TASK TO CARRY OUT
Give the listing again exactly, omitting its images.
--------
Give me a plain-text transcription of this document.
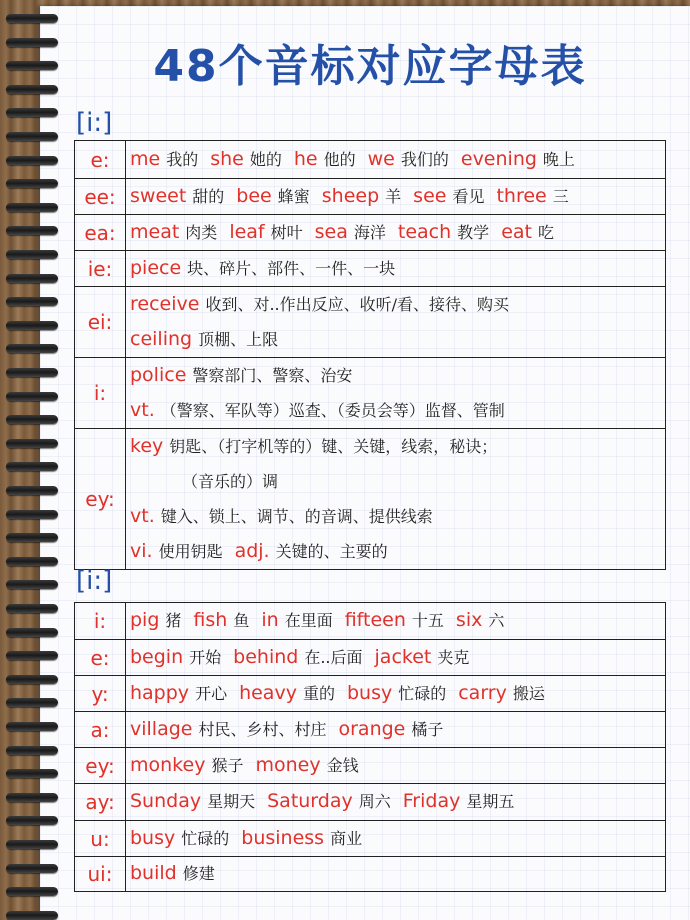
48个音标对应字母表
[i:]
e:	me 我的 she 她的 he 他的 we 我们的 evening 晚上

ee:	sweet 甜的 bee 蜂蜜 sheep 羊 see 看见 three 三

ea:	meat 肉类 leaf 树叶 sea 海洋 teach 教学 eat 吃

ie:	piece 块、碎片、部件、一件、一块

ei:	receive 收到、对..作出反应、收听/看、接待、购买
ceiling 顶棚、上限

i:	police 警察部门、警察、治安
vt. （警察、军队等）巡查、（委员会等）监督、管制

ey:	key 钥匙、（打字机等的）键、关键，线索，秘诀；
（音乐的）调
vt. 键入、锁上、调节、的音调、提供线索
vi. 使用钥匙 adj. 关键的、主要的
[i:]
i:	pig 猪 fish 鱼 in 在里面 fifteen 十五 six 六

e:	begin 开始 behind 在..后面 jacket 夹克

y:	happy 开心 heavy 重的 busy 忙碌的 carry 搬运

a:	village 村民、乡村、村庄 orange 橘子

ey:	monkey 猴子 money 金钱

ay:	Sunday 星期天 Saturday 周六 Friday 星期五

u:	busy 忙碌的 business 商业

ui:	build 修建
--------
OUTPUT FOR THIS TASK
Give me a plain-text transcription of this document.
48个音标对应字母表
[i:]
e:	me 我的 she 她的 he 他的 we 我们的 evening 晚上

ee:	sweet 甜的 bee 蜂蜜 sheep 羊 see 看见 three 三

ea:	meat 肉类 leaf 树叶 sea 海洋 teach 教学 eat 吃

ie:	piece 块、碎片、部件、一件、一块

ei:	receive 收到、对..作出反应、收听/看、接待、购买
ceiling 顶棚、上限

i:	police 警察部门、警察、治安
vt. （警察、军队等）巡查、（委员会等）监督、管制

ey:	key 钥匙、（打字机等的）键、关键，线索，秘诀；
（音乐的）调
vt. 键入、锁上、调节、的音调、提供线索
vi. 使用钥匙 adj. 关键的、主要的
[i:]
i:	pig 猪 fish 鱼 in 在里面 fifteen 十五 six 六

e:	begin 开始 behind 在..后面 jacket 夹克

y:	happy 开心 heavy 重的 busy 忙碌的 carry 搬运

a:	village 村民、乡村、村庄 orange 橘子

ey:	monkey 猴子 money 金钱

ay:	Sunday 星期天 Saturday 周六 Friday 星期五

u:	busy 忙碌的 business 商业

ui:	build 修建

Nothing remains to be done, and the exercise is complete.